*What is being asked*. Find every line with the word "color". Copy those lines.

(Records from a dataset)
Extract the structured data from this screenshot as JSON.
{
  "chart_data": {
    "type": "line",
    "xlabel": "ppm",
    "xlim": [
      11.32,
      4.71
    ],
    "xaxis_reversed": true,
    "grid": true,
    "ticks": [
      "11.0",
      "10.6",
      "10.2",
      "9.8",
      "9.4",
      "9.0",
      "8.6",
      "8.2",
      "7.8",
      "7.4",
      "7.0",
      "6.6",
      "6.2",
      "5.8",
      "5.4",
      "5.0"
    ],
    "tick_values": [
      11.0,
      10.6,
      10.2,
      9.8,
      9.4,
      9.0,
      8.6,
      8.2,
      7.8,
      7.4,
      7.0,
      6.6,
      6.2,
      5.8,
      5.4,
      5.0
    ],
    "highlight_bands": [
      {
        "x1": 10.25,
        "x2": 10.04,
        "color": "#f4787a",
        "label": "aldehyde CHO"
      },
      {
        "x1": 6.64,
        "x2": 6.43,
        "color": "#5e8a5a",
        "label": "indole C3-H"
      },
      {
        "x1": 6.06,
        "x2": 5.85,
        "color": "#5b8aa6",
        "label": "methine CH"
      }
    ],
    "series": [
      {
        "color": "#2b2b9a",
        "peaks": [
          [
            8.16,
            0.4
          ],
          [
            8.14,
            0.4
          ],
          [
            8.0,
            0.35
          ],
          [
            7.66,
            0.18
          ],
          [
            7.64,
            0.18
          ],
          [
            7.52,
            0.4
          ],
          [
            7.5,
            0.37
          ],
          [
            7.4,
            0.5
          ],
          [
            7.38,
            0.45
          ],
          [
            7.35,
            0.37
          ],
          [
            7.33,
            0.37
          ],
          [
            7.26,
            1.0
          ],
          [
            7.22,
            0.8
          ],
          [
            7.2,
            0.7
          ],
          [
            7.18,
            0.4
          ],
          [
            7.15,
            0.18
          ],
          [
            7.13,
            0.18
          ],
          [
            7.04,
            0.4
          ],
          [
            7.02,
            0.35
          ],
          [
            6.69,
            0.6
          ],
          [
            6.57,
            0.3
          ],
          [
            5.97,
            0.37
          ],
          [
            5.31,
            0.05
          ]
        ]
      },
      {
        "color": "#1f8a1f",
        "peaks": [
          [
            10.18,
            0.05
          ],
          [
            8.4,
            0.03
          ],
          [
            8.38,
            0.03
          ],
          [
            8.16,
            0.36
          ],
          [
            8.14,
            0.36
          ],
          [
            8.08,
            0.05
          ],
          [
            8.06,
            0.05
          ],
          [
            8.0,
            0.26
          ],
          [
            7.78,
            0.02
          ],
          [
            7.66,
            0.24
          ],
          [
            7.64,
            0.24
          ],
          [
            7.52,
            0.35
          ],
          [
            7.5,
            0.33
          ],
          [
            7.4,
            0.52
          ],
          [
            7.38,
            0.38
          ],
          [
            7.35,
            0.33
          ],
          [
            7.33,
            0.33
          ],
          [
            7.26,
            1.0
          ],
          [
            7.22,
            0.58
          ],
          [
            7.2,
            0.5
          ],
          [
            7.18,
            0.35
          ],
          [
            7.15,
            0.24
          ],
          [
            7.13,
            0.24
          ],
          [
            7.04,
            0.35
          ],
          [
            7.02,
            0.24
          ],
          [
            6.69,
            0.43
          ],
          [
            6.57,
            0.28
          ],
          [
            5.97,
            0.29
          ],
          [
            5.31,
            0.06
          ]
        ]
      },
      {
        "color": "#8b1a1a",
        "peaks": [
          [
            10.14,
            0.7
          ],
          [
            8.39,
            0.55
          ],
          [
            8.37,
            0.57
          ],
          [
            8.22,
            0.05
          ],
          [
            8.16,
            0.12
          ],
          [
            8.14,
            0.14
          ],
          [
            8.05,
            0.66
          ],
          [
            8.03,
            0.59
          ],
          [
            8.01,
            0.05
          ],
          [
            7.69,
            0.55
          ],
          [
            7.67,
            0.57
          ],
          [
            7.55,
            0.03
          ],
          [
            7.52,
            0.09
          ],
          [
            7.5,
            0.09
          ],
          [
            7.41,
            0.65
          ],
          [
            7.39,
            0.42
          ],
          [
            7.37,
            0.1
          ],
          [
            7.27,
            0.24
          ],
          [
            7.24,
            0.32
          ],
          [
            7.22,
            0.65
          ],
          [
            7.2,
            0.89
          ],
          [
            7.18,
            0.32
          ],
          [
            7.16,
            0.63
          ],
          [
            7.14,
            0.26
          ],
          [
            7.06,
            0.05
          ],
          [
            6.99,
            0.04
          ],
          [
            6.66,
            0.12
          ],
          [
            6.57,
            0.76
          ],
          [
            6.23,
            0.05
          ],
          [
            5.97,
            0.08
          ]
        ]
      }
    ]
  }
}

*Reply to the task*.
        "color": "#f4787a",
        "color": "#5e8a5a",
        "color": "#5b8aa6",
        "color": "#2b2b9a",
        "color": "#1f8a1f",
        "color": "#8b1a1a",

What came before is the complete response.